» **WHAT THE TASK ASKS**:
Give only the number of lines that contain the word "xlabel".

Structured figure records
* * * *
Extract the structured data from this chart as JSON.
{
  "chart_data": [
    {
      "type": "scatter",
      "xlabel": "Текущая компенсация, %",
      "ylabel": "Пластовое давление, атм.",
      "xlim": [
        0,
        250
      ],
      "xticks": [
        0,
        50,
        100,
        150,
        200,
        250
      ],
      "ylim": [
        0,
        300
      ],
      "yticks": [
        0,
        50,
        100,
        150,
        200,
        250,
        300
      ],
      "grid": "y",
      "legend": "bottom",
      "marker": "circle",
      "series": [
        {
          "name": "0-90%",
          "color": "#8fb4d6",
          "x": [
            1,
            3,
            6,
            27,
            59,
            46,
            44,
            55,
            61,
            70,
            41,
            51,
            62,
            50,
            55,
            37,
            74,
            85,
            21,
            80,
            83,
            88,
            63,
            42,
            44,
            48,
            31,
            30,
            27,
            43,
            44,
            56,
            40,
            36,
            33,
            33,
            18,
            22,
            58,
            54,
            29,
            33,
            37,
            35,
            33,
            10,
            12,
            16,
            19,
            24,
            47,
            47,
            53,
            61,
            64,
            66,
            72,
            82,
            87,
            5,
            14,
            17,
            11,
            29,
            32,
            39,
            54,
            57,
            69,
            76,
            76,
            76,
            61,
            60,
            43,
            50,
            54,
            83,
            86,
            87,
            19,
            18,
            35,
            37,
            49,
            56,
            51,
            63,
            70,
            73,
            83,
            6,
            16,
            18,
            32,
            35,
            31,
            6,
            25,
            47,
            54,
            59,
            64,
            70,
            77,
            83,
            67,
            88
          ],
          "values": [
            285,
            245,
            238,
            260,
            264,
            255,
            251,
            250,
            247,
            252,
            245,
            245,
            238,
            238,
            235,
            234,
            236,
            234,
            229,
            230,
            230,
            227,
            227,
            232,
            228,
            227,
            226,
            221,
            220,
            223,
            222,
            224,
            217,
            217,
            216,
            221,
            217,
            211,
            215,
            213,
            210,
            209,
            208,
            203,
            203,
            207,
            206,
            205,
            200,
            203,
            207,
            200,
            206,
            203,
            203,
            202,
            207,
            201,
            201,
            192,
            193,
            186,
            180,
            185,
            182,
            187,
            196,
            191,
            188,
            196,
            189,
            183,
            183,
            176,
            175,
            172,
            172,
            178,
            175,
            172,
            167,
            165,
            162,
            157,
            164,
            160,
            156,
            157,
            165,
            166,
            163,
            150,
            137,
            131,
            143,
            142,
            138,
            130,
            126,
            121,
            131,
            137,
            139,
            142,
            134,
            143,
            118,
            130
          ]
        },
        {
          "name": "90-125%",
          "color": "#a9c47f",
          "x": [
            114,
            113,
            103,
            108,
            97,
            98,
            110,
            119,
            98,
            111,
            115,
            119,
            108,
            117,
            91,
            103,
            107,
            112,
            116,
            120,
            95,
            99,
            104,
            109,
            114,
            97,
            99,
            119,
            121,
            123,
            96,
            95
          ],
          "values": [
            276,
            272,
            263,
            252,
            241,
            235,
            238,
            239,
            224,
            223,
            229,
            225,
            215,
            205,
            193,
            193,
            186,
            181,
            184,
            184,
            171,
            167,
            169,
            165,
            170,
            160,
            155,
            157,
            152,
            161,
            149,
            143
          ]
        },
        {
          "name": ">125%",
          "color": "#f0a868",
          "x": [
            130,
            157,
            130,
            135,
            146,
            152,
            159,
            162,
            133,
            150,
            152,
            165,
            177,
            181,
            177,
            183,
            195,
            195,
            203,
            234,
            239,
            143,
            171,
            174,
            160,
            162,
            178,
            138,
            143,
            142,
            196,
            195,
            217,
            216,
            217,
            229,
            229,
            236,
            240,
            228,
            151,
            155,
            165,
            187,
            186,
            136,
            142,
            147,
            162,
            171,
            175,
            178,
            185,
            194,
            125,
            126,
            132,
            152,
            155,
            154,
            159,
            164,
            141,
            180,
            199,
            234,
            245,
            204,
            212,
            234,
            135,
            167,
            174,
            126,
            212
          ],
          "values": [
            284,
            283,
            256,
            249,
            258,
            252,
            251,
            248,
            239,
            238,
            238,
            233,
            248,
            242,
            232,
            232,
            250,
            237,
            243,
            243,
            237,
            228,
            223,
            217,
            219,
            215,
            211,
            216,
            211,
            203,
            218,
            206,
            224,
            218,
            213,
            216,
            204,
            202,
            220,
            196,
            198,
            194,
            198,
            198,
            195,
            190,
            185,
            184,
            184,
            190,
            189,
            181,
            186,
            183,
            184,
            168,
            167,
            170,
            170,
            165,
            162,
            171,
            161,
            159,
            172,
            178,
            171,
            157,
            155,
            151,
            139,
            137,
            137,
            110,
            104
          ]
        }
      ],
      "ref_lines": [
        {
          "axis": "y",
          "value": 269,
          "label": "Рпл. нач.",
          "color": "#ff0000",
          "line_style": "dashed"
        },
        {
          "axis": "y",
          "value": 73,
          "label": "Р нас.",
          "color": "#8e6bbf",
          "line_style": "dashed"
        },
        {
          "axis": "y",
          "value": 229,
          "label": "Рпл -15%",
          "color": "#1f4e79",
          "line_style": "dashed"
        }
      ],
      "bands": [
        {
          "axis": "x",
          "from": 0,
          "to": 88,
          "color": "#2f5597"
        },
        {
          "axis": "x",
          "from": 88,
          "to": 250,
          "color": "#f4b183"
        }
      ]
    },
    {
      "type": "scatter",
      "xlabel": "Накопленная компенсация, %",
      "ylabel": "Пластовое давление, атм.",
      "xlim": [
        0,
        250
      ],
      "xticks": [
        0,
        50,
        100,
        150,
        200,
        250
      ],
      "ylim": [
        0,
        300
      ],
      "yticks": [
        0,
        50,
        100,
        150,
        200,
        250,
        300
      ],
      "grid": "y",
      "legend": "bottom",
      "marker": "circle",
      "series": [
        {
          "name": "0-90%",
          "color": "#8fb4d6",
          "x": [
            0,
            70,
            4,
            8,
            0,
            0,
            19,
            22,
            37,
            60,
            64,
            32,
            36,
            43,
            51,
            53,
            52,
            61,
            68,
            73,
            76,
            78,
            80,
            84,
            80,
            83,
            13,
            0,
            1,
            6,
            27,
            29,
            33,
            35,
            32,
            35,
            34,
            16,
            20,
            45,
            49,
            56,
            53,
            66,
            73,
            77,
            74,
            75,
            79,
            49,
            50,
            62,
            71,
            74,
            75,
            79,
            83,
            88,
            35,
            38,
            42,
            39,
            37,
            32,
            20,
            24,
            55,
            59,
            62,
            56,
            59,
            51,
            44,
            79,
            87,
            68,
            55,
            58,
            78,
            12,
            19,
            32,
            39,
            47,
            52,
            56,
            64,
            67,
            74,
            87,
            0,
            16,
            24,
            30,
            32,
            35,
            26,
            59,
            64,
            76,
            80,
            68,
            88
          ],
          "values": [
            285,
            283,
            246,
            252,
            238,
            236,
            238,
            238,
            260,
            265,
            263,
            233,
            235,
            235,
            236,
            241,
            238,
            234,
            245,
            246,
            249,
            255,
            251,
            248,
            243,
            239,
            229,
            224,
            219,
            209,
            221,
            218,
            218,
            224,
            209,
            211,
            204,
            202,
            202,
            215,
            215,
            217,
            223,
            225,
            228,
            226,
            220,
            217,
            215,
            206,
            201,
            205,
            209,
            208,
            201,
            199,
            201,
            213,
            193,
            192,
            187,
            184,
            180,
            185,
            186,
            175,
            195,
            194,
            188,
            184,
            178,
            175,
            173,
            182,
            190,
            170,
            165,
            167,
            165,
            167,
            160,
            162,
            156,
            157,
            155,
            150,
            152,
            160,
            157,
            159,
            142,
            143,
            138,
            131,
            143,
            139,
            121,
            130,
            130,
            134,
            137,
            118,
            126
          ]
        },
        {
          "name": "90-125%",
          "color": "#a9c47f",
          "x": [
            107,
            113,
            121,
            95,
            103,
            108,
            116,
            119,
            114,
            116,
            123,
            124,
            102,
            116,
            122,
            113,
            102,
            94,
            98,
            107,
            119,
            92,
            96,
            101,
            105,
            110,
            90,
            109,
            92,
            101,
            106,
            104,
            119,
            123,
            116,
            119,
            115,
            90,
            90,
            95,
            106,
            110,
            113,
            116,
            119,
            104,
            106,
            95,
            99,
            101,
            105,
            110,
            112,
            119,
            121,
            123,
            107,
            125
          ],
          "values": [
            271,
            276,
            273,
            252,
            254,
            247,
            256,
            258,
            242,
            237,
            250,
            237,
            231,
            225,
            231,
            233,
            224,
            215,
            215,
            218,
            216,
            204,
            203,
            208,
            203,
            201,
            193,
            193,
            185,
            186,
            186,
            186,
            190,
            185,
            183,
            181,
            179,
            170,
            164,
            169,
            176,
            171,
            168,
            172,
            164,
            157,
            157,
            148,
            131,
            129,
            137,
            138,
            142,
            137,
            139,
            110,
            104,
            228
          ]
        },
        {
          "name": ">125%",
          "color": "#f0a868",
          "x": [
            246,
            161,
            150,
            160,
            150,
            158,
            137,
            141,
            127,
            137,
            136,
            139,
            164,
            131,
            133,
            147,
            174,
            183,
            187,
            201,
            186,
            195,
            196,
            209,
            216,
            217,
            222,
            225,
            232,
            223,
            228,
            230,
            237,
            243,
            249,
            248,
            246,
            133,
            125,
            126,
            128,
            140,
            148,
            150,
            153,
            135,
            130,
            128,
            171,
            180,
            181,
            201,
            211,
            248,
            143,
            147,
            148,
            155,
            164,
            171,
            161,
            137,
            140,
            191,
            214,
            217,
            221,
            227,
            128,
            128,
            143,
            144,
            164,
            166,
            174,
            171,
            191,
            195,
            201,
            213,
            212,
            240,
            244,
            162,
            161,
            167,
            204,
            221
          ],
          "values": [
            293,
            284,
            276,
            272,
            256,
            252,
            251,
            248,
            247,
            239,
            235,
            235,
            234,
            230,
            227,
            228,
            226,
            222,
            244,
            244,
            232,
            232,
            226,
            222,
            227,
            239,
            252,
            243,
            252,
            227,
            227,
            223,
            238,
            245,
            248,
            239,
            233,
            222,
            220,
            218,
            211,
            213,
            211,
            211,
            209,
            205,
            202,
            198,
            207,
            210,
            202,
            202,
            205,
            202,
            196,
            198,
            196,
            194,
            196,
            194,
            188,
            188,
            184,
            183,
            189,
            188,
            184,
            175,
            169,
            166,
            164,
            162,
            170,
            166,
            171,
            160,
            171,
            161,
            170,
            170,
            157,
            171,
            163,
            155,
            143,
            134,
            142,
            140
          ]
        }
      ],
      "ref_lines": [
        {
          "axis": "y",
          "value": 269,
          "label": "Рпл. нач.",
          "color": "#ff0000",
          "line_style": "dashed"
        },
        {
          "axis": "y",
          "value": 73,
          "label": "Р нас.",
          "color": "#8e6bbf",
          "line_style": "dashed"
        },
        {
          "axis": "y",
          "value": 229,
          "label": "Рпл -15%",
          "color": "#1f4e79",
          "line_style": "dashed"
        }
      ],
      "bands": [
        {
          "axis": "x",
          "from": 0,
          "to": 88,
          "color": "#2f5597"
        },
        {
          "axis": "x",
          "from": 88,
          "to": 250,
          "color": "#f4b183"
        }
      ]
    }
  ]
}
* * * *
» **EXPECTED ANSWER**:
2